Could you write out the records below exactly as they appear?
::::
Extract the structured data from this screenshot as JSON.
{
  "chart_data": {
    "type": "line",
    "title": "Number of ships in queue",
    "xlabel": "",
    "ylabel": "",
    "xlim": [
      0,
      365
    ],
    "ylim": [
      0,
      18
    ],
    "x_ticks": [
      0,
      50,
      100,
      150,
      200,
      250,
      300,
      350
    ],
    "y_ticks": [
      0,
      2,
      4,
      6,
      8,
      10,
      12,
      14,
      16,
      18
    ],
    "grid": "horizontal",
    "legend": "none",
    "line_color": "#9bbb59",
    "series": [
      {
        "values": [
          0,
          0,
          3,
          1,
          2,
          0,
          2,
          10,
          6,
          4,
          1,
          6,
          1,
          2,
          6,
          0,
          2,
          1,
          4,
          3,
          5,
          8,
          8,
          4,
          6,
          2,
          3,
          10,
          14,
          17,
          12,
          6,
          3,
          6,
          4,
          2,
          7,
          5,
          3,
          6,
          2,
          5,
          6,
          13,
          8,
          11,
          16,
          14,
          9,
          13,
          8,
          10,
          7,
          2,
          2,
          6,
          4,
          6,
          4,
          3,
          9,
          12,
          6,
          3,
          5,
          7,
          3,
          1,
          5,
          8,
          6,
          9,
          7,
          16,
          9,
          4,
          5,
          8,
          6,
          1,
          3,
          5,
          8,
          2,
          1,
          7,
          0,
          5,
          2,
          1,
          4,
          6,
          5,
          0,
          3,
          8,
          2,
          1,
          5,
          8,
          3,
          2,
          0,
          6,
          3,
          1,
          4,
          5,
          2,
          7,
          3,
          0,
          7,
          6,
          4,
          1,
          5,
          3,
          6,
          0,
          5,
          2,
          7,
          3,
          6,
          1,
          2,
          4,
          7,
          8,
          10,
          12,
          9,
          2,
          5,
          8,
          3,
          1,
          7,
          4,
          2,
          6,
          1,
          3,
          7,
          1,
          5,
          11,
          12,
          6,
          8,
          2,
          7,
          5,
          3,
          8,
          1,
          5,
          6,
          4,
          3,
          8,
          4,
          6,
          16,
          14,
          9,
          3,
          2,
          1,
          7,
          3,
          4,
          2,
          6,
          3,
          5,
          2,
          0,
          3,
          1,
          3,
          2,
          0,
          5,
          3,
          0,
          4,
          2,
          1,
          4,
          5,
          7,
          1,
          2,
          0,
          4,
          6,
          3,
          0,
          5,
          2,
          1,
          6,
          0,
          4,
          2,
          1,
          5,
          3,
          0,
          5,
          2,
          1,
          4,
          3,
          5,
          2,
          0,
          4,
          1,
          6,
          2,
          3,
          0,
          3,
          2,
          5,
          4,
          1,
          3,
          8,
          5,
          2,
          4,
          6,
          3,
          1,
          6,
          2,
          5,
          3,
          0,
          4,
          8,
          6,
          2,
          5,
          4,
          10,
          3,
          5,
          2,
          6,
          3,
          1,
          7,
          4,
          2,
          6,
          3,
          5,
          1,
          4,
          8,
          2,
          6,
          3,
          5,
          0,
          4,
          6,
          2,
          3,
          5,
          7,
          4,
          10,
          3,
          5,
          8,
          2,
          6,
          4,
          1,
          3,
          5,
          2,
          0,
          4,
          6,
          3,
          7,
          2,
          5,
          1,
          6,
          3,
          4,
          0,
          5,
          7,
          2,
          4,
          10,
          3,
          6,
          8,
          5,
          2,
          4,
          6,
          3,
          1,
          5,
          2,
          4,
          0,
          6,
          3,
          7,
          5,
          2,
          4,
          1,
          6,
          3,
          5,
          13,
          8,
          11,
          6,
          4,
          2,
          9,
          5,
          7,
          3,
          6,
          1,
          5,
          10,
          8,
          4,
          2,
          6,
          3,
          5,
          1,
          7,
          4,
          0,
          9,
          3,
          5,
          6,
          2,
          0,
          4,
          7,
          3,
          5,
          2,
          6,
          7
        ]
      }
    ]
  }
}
::::
◆ THE COMPLETED TASK:
Extract the structured data from this screenshot as JSON.
{
  "chart_data": {
    "type": "line",
    "title": "Number of ships in queue",
    "xlabel": "",
    "ylabel": "",
    "xlim": [
      0,
      365
    ],
    "ylim": [
      0,
      18
    ],
    "x_ticks": [
      0,
      50,
      100,
      150,
      200,
      250,
      300,
      350
    ],
    "y_ticks": [
      0,
      2,
      4,
      6,
      8,
      10,
      12,
      14,
      16,
      18
    ],
    "grid": "horizontal",
    "legend": "none",
    "line_color": "#9bbb59",
    "series": [
      {
        "values": [
          0,
          0,
          3,
          1,
          2,
          0,
          2,
          10,
          6,
          4,
          1,
          6,
          1,
          2,
          6,
          0,
          2,
          1,
          4,
          3,
          5,
          8,
          8,
          4,
          6,
          2,
          3,
          10,
          14,
          17,
          12,
          6,
          3,
          6,
          4,
          2,
          7,
          5,
          3,
          6,
          2,
          5,
          6,
          13,
          8,
          11,
          16,
          14,
          9,
          13,
          8,
          10,
          7,
          2,
          2,
          6,
          4,
          6,
          4,
          3,
          9,
          12,
          6,
          3,
          5,
          7,
          3,
          1,
          5,
          8,
          6,
          9,
          7,
          16,
          9,
          4,
          5,
          8,
          6,
          1,
          3,
          5,
          8,
          2,
          1,
          7,
          0,
          5,
          2,
          1,
          4,
          6,
          5,
          0,
          3,
          8,
          2,
          1,
          5,
          8,
          3,
          2,
          0,
          6,
          3,
          1,
          4,
          5,
          2,
          7,
          3,
          0,
          7,
          6,
          4,
          1,
          5,
          3,
          6,
          0,
          5,
          2,
          7,
          3,
          6,
          1,
          2,
          4,
          7,
          8,
          10,
          12,
          9,
          2,
          5,
          8,
          3,
          1,
          7,
          4,
          2,
          6,
          1,
          3,
          7,
          1,
          5,
          11,
          12,
          6,
          8,
          2,
          7,
          5,
          3,
          8,
          1,
          5,
          6,
          4,
          3,
          8,
          4,
          6,
          16,
          14,
          9,
          3,
          2,
          1,
          7,
          3,
          4,
          2,
          6,
          3,
          5,
          2,
          0,
          3,
          1,
          3,
          2,
          0,
          5,
          3,
          0,
          4,
          2,
          1,
          4,
          5,
          7,
          1,
          2,
          0,
          4,
          6,
          3,
          0,
          5,
          2,
          1,
          6,
          0,
          4,
          2,
          1,
          5,
          3,
          0,
          5,
          2,
          1,
          4,
          3,
          5,
          2,
          0,
          4,
          1,
          6,
          2,
          3,
          0,
          3,
          2,
          5,
          4,
          1,
          3,
          8,
          5,
          2,
          4,
          6,
          3,
          1,
          6,
          2,
          5,
          3,
          0,
          4,
          8,
          6,
          2,
          5,
          4,
          10,
          3,
          5,
          2,
          6,
          3,
          1,
          7,
          4,
          2,
          6,
          3,
          5,
          1,
          4,
          8,
          2,
          6,
          3,
          5,
          0,
          4,
          6,
          2,
          3,
          5,
          7,
          4,
          10,
          3,
          5,
          8,
          2,
          6,
          4,
          1,
          3,
          5,
          2,
          0,
          4,
          6,
          3,
          7,
          2,
          5,
          1,
          6,
          3,
          4,
          0,
          5,
          7,
          2,
          4,
          10,
          3,
          6,
          8,
          5,
          2,
          4,
          6,
          3,
          1,
          5,
          2,
          4,
          0,
          6,
          3,
          7,
          5,
          2,
          4,
          1,
          6,
          3,
          5,
          13,
          8,
          11,
          6,
          4,
          2,
          9,
          5,
          7,
          3,
          6,
          1,
          5,
          10,
          8,
          4,
          2,
          6,
          3,
          5,
          1,
          7,
          4,
          0,
          9,
          3,
          5,
          6,
          2,
          0,
          4,
          7,
          3,
          5,
          2,
          6,
          7
        ]
      }
    ]
  }
}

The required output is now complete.